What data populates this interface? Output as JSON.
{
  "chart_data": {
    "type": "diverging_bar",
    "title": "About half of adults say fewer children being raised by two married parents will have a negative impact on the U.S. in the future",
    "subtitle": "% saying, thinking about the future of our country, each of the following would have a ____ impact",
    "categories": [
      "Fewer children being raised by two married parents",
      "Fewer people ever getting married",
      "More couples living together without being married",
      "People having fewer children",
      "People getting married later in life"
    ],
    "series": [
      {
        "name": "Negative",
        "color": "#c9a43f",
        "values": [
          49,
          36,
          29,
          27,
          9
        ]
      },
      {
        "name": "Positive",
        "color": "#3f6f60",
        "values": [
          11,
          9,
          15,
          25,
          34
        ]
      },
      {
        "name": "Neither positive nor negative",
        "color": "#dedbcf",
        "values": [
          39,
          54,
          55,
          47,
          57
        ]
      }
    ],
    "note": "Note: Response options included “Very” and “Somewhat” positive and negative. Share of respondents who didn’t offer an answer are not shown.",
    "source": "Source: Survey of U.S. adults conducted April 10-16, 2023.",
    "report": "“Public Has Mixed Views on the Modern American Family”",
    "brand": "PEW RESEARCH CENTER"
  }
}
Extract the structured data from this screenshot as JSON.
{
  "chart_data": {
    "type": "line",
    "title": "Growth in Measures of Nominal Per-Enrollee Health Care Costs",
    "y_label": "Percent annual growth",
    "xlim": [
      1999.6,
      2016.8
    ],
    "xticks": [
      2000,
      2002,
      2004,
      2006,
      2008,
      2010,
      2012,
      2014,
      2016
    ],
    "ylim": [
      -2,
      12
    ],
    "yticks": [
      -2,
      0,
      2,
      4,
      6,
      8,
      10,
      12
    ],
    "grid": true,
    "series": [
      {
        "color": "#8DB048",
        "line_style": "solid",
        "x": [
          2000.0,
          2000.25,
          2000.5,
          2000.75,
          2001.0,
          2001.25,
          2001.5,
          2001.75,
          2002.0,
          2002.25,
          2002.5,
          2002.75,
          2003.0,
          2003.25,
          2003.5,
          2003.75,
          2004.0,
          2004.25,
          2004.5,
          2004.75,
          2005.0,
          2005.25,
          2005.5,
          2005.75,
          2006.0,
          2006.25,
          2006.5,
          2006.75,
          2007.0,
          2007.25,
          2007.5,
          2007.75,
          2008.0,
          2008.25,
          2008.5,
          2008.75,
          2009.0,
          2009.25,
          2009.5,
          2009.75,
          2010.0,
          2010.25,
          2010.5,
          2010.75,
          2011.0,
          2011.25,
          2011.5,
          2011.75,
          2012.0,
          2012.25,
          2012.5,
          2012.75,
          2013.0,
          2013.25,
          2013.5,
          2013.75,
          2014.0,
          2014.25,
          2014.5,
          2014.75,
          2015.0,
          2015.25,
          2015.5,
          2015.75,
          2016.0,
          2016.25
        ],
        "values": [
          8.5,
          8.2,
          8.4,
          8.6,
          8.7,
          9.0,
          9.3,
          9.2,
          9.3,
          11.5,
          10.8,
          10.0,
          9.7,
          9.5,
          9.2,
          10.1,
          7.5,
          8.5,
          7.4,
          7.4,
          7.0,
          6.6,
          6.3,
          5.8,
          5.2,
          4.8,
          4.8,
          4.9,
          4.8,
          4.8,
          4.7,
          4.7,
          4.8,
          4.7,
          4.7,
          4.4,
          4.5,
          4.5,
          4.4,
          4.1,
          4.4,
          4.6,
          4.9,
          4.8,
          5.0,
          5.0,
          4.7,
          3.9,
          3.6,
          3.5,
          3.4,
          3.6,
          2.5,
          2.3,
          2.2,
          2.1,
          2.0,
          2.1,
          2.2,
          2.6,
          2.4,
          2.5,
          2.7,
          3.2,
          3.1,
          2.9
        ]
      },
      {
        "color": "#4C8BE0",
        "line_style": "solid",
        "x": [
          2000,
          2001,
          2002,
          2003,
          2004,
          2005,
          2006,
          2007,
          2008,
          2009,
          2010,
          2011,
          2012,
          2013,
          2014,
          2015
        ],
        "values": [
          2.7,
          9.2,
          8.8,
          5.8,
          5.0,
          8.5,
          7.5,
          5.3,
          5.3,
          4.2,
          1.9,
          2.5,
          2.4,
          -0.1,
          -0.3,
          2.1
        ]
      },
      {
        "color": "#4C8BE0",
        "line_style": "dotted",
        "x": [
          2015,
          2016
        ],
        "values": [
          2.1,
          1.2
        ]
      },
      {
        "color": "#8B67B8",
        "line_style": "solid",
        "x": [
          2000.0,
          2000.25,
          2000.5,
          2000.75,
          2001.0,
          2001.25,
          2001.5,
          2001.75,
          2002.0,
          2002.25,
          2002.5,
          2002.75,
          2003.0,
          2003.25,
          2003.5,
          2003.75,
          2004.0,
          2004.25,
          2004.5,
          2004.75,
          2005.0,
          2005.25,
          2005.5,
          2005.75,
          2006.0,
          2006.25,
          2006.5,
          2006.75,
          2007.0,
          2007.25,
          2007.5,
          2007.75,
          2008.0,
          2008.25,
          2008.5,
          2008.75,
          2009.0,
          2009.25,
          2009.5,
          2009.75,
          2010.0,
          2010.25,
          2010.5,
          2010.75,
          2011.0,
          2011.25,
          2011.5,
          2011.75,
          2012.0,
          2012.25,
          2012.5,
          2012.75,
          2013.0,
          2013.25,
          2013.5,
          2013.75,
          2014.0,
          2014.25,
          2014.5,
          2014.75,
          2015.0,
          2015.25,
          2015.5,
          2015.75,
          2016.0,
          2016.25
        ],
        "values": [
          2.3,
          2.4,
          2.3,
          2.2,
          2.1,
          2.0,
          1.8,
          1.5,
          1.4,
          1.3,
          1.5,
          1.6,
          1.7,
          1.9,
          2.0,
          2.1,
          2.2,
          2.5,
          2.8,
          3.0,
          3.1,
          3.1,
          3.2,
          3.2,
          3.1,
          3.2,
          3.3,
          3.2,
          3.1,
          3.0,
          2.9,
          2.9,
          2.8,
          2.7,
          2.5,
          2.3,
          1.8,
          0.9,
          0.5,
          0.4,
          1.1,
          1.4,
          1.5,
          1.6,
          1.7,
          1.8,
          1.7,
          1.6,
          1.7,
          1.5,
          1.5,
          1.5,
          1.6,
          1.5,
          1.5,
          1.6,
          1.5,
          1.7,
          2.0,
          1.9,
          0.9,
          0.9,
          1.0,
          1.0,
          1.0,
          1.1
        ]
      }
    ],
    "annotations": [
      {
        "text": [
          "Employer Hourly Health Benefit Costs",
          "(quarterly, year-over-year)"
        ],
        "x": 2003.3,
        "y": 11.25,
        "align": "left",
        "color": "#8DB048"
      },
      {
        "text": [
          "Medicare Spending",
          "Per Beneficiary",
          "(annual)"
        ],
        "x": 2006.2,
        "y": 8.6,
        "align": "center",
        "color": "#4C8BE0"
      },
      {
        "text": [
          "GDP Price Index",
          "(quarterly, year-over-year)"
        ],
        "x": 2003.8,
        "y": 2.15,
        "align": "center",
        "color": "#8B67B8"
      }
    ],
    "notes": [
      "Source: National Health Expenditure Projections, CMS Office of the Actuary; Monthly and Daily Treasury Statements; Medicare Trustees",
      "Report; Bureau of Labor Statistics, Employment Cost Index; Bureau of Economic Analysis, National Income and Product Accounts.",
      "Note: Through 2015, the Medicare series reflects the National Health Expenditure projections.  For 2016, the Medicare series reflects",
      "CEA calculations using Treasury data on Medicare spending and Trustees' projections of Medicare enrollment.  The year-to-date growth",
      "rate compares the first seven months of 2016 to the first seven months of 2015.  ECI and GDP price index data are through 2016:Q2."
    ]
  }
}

****************************************

> [Stated exercise]: The records above are to be copied in full, exactly as written.

> [Written reply]:
What data populates this interface? Output as JSON.
{
  "chart_data": {
    "type": "diverging_bar",
    "title": "About half of adults say fewer children being raised by two married parents will have a negative impact on the U.S. in the future",
    "subtitle": "% saying, thinking about the future of our country, each of the following would have a ____ impact",
    "categories": [
      "Fewer children being raised by two married parents",
      "Fewer people ever getting married",
      "More couples living together without being married",
      "People having fewer children",
      "People getting married later in life"
    ],
    "series": [
      {
        "name": "Negative",
        "color": "#c9a43f",
        "values": [
          49,
          36,
          29,
          27,
          9
        ]
      },
      {
        "name": "Positive",
        "color": "#3f6f60",
        "values": [
          11,
          9,
          15,
          25,
          34
        ]
      },
      {
        "name": "Neither positive nor negative",
        "color": "#dedbcf",
        "values": [
          39,
          54,
          55,
          47,
          57
        ]
      }
    ],
    "note": "Note: Response options included “Very” and “Somewhat” positive and negative. Share of respondents who didn’t offer an answer are not shown.",
    "source": "Source: Survey of U.S. adults conducted April 10-16, 2023.",
    "report": "“Public Has Mixed Views on the Modern American Family”",
    "brand": "PEW RESEARCH CENTER"
  }
}
Extract the structured data from this screenshot as JSON.
{
  "chart_data": {
    "type": "line",
    "title": "Growth in Measures of Nominal Per-Enrollee Health Care Costs",
    "y_label": "Percent annual growth",
    "xlim": [
      1999.6,
      2016.8
    ],
    "xticks": [
      2000,
      2002,
      2004,
      2006,
      2008,
      2010,
      2012,
      2014,
      2016
    ],
    "ylim": [
      -2,
      12
    ],
    "yticks": [
      -2,
      0,
      2,
      4,
      6,
      8,
      10,
      12
    ],
    "grid": true,
    "series": [
      {
        "color": "#8DB048",
        "line_style": "solid",
        "x": [
          2000.0,
          2000.25,
          2000.5,
          2000.75,
          2001.0,
          2001.25,
          2001.5,
          2001.75,
          2002.0,
          2002.25,
          2002.5,
          2002.75,
          2003.0,
          2003.25,
          2003.5,
          2003.75,
          2004.0,
          2004.25,
          2004.5,
          2004.75,
          2005.0,
          2005.25,
          2005.5,
          2005.75,
          2006.0,
          2006.25,
          2006.5,
          2006.75,
          2007.0,
          2007.25,
          2007.5,
          2007.75,
          2008.0,
          2008.25,
          2008.5,
          2008.75,
          2009.0,
          2009.25,
          2009.5,
          2009.75,
          2010.0,
          2010.25,
          2010.5,
          2010.75,
          2011.0,
          2011.25,
          2011.5,
          2011.75,
          2012.0,
          2012.25,
          2012.5,
          2012.75,
          2013.0,
          2013.25,
          2013.5,
          2013.75,
          2014.0,
          2014.25,
          2014.5,
          2014.75,
          2015.0,
          2015.25,
          2015.5,
          2015.75,
          2016.0,
          2016.25
        ],
        "values": [
          8.5,
          8.2,
          8.4,
          8.6,
          8.7,
          9.0,
          9.3,
          9.2,
          9.3,
          11.5,
          10.8,
          10.0,
          9.7,
          9.5,
          9.2,
          10.1,
          7.5,
          8.5,
          7.4,
          7.4,
          7.0,
          6.6,
          6.3,
          5.8,
          5.2,
          4.8,
          4.8,
          4.9,
          4.8,
          4.8,
          4.7,
          4.7,
          4.8,
          4.7,
          4.7,
          4.4,
          4.5,
          4.5,
          4.4,
          4.1,
          4.4,
          4.6,
          4.9,
          4.8,
          5.0,
          5.0,
          4.7,
          3.9,
          3.6,
          3.5,
          3.4,
          3.6,
          2.5,
          2.3,
          2.2,
          2.1,
          2.0,
          2.1,
          2.2,
          2.6,
          2.4,
          2.5,
          2.7,
          3.2,
          3.1,
          2.9
        ]
      },
      {
        "color": "#4C8BE0",
        "line_style": "solid",
        "x": [
          2000,
          2001,
          2002,
          2003,
          2004,
          2005,
          2006,
          2007,
          2008,
          2009,
          2010,
          2011,
          2012,
          2013,
          2014,
          2015
        ],
        "values": [
          2.7,
          9.2,
          8.8,
          5.8,
          5.0,
          8.5,
          7.5,
          5.3,
          5.3,
          4.2,
          1.9,
          2.5,
          2.4,
          -0.1,
          -0.3,
          2.1
        ]
      },
      {
        "color": "#4C8BE0",
        "line_style": "dotted",
        "x": [
          2015,
          2016
        ],
        "values": [
          2.1,
          1.2
        ]
      },
      {
        "color": "#8B67B8",
        "line_style": "solid",
        "x": [
          2000.0,
          2000.25,
          2000.5,
          2000.75,
          2001.0,
          2001.25,
          2001.5,
          2001.75,
          2002.0,
          2002.25,
          2002.5,
          2002.75,
          2003.0,
          2003.25,
          2003.5,
          2003.75,
          2004.0,
          2004.25,
          2004.5,
          2004.75,
          2005.0,
          2005.25,
          2005.5,
          2005.75,
          2006.0,
          2006.25,
          2006.5,
          2006.75,
          2007.0,
          2007.25,
          2007.5,
          2007.75,
          2008.0,
          2008.25,
          2008.5,
          2008.75,
          2009.0,
          2009.25,
          2009.5,
          2009.75,
          2010.0,
          2010.25,
          2010.5,
          2010.75,
          2011.0,
          2011.25,
          2011.5,
          2011.75,
          2012.0,
          2012.25,
          2012.5,
          2012.75,
          2013.0,
          2013.25,
          2013.5,
          2013.75,
          2014.0,
          2014.25,
          2014.5,
          2014.75,
          2015.0,
          2015.25,
          2015.5,
          2015.75,
          2016.0,
          2016.25
        ],
        "values": [
          2.3,
          2.4,
          2.3,
          2.2,
          2.1,
          2.0,
          1.8,
          1.5,
          1.4,
          1.3,
          1.5,
          1.6,
          1.7,
          1.9,
          2.0,
          2.1,
          2.2,
          2.5,
          2.8,
          3.0,
          3.1,
          3.1,
          3.2,
          3.2,
          3.1,
          3.2,
          3.3,
          3.2,
          3.1,
          3.0,
          2.9,
          2.9,
          2.8,
          2.7,
          2.5,
          2.3,
          1.8,
          0.9,
          0.5,
          0.4,
          1.1,
          1.4,
          1.5,
          1.6,
          1.7,
          1.8,
          1.7,
          1.6,
          1.7,
          1.5,
          1.5,
          1.5,
          1.6,
          1.5,
          1.5,
          1.6,
          1.5,
          1.7,
          2.0,
          1.9,
          0.9,
          0.9,
          1.0,
          1.0,
          1.0,
          1.1
        ]
      }
    ],
    "annotations": [
      {
        "text": [
          "Employer Hourly Health Benefit Costs",
          "(quarterly, year-over-year)"
        ],
        "x": 2003.3,
        "y": 11.25,
        "align": "left",
        "color": "#8DB048"
      },
      {
        "text": [
          "Medicare Spending",
          "Per Beneficiary",
          "(annual)"
        ],
        "x": 2006.2,
        "y": 8.6,
        "align": "center",
        "color": "#4C8BE0"
      },
      {
        "text": [
          "GDP Price Index",
          "(quarterly, year-over-year)"
        ],
        "x": 2003.8,
        "y": 2.15,
        "align": "center",
        "color": "#8B67B8"
      }
    ],
    "notes": [
      "Source: National Health Expenditure Projections, CMS Office of the Actuary; Monthly and Daily Treasury Statements; Medicare Trustees",
      "Report; Bureau of Labor Statistics, Employment Cost Index; Bureau of Economic Analysis, National Income and Product Accounts.",
      "Note: Through 2015, the Medicare series reflects the National Health Expenditure projections.  For 2016, the Medicare series reflects",
      "CEA calculations using Treasury data on Medicare spending and Trustees' projections of Medicare enrollment.  The year-to-date growth",
      "rate compares the first seven months of 2016 to the first seven months of 2015.  ECI and GDP price index data are through 2016:Q2."
    ]
  }
}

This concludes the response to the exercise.